:: Written instruction ::
Keep the pictures out and restate every record exactly.

:: Task data ::
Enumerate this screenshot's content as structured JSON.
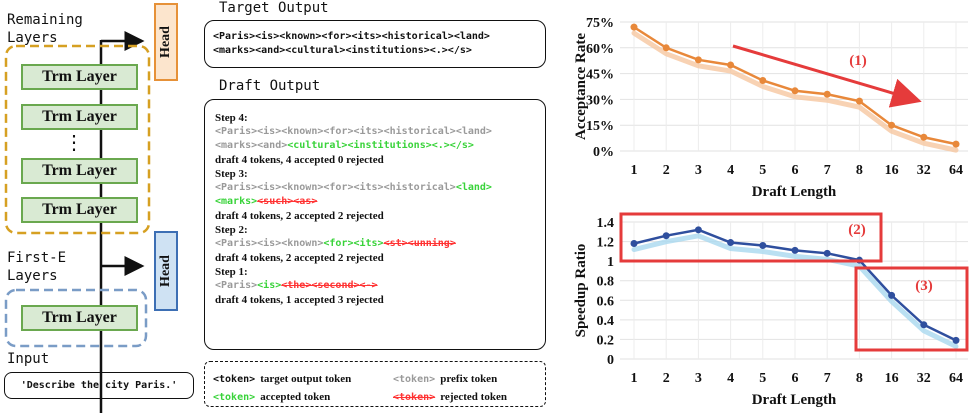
{
  "left": {
    "remaining_label": "Remaining\nLayers",
    "first_label": "First-E\nLayers",
    "input_label": "Input",
    "trm_layer": "Trm Layer",
    "dots": "⋮",
    "head_label": "Head",
    "input_text": "'Describe the city Paris.'"
  },
  "target": {
    "title": "Target Output",
    "line1": "<Paris><is><known><for><its><historical><land>",
    "line2": "<marks><and><cultural><institutions><.></s>"
  },
  "draft": {
    "title": "Draft Output",
    "steps": [
      {
        "label": "Step 4:",
        "l1_gray": "<Paris><is><known><for><its><historical><land>",
        "l2_gray": "<marks><and>",
        "l2_green": "<cultural><institutions><.></s>",
        "summary": "draft 4 tokens, 4 accepted 0 rejected"
      },
      {
        "label": "Step 3:",
        "l1_gray": "<Paris><is><known><for><its><historical>",
        "l1_green": "<land>",
        "l2_green": "<marks>",
        "l2_red": "<such><as>",
        "summary": "draft 4 tokens, 2 accepted 2 rejected"
      },
      {
        "label": "Step 2:",
        "l1_gray": "<Paris><is><known>",
        "l1_green": "<for><its>",
        "l1_red": "<st><unning>",
        "summary": "draft 4 tokens, 2 accepted 2 rejected"
      },
      {
        "label": "Step 1:",
        "l1_gray": "<Paris>",
        "l1_green": "<is>",
        "l1_red": "<the><second><->",
        "summary": "draft 4 tokens, 1 accepted 3 rejected"
      }
    ]
  },
  "legend": {
    "target_tok": "<token>",
    "target_txt": "target output token",
    "prefix_tok": "<token>",
    "prefix_txt": "prefix token",
    "accepted_tok": "<token>",
    "accepted_txt": "accepted token",
    "rejected_tok": "<token>",
    "rejected_txt": "rejected token"
  },
  "colors": {
    "orange": "#e8883a",
    "blue": "#2f4f9e",
    "red": "#e53b3b",
    "green": "#6aa84f"
  },
  "chart_data": [
    {
      "type": "line",
      "categories": [
        "1",
        "2",
        "3",
        "4",
        "5",
        "6",
        "7",
        "8",
        "16",
        "32",
        "64"
      ],
      "values": [
        72,
        60,
        53,
        50,
        41,
        35,
        33,
        29,
        15,
        8,
        4
      ],
      "ylabel": "Acceptance Rate",
      "xlabel": "Draft Length",
      "ytick_labels": [
        "0%",
        "15%",
        "30%",
        "45%",
        "60%",
        "75%"
      ],
      "ylim": [
        0,
        75
      ],
      "annotations": [
        "(1)"
      ],
      "grid": true
    },
    {
      "type": "line",
      "categories": [
        "1",
        "2",
        "3",
        "4",
        "5",
        "6",
        "7",
        "8",
        "16",
        "32",
        "64"
      ],
      "values": [
        1.18,
        1.26,
        1.32,
        1.19,
        1.16,
        1.11,
        1.08,
        1.01,
        0.65,
        0.35,
        0.19
      ],
      "ylabel": "Speedup Ratio",
      "xlabel": "Draft Length",
      "ytick_labels": [
        "0",
        "0.2",
        "0.4",
        "0.6",
        "0.8",
        "1",
        "1.2",
        "1.4"
      ],
      "ylim": [
        0,
        1.4
      ],
      "annotations": [
        "(2)",
        "(3)"
      ],
      "grid": true
    }
  ]
}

:: Answer ::
Enumerate this screenshot's content as structured JSON.
{
  "left": {
    "remaining_label": "Remaining\nLayers",
    "first_label": "First-E\nLayers",
    "input_label": "Input",
    "trm_layer": "Trm Layer",
    "dots": "⋮",
    "head_label": "Head",
    "input_text": "'Describe the city Paris.'"
  },
  "target": {
    "title": "Target Output",
    "line1": "<Paris><is><known><for><its><historical><land>",
    "line2": "<marks><and><cultural><institutions><.></s>"
  },
  "draft": {
    "title": "Draft Output",
    "steps": [
      {
        "label": "Step 4:",
        "l1_gray": "<Paris><is><known><for><its><historical><land>",
        "l2_gray": "<marks><and>",
        "l2_green": "<cultural><institutions><.></s>",
        "summary": "draft 4 tokens, 4 accepted 0 rejected"
      },
      {
        "label": "Step 3:",
        "l1_gray": "<Paris><is><known><for><its><historical>",
        "l1_green": "<land>",
        "l2_green": "<marks>",
        "l2_red": "<such><as>",
        "summary": "draft 4 tokens, 2 accepted 2 rejected"
      },
      {
        "label": "Step 2:",
        "l1_gray": "<Paris><is><known>",
        "l1_green": "<for><its>",
        "l1_red": "<st><unning>",
        "summary": "draft 4 tokens, 2 accepted 2 rejected"
      },
      {
        "label": "Step 1:",
        "l1_gray": "<Paris>",
        "l1_green": "<is>",
        "l1_red": "<the><second><->",
        "summary": "draft 4 tokens, 1 accepted 3 rejected"
      }
    ]
  },
  "legend": {
    "target_tok": "<token>",
    "target_txt": "target output token",
    "prefix_tok": "<token>",
    "prefix_txt": "prefix token",
    "accepted_tok": "<token>",
    "accepted_txt": "accepted token",
    "rejected_tok": "<token>",
    "rejected_txt": "rejected token"
  },
  "colors": {
    "orange": "#e8883a",
    "blue": "#2f4f9e",
    "red": "#e53b3b",
    "green": "#6aa84f"
  },
  "chart_data": [
    {
      "type": "line",
      "categories": [
        "1",
        "2",
        "3",
        "4",
        "5",
        "6",
        "7",
        "8",
        "16",
        "32",
        "64"
      ],
      "values": [
        72,
        60,
        53,
        50,
        41,
        35,
        33,
        29,
        15,
        8,
        4
      ],
      "ylabel": "Acceptance Rate",
      "xlabel": "Draft Length",
      "ytick_labels": [
        "0%",
        "15%",
        "30%",
        "45%",
        "60%",
        "75%"
      ],
      "ylim": [
        0,
        75
      ],
      "annotations": [
        "(1)"
      ],
      "grid": true
    },
    {
      "type": "line",
      "categories": [
        "1",
        "2",
        "3",
        "4",
        "5",
        "6",
        "7",
        "8",
        "16",
        "32",
        "64"
      ],
      "values": [
        1.18,
        1.26,
        1.32,
        1.19,
        1.16,
        1.11,
        1.08,
        1.01,
        0.65,
        0.35,
        0.19
      ],
      "ylabel": "Speedup Ratio",
      "xlabel": "Draft Length",
      "ytick_labels": [
        "0",
        "0.2",
        "0.4",
        "0.6",
        "0.8",
        "1",
        "1.2",
        "1.4"
      ],
      "ylim": [
        0,
        1.4
      ],
      "annotations": [
        "(2)",
        "(3)"
      ],
      "grid": true
    }
  ]
}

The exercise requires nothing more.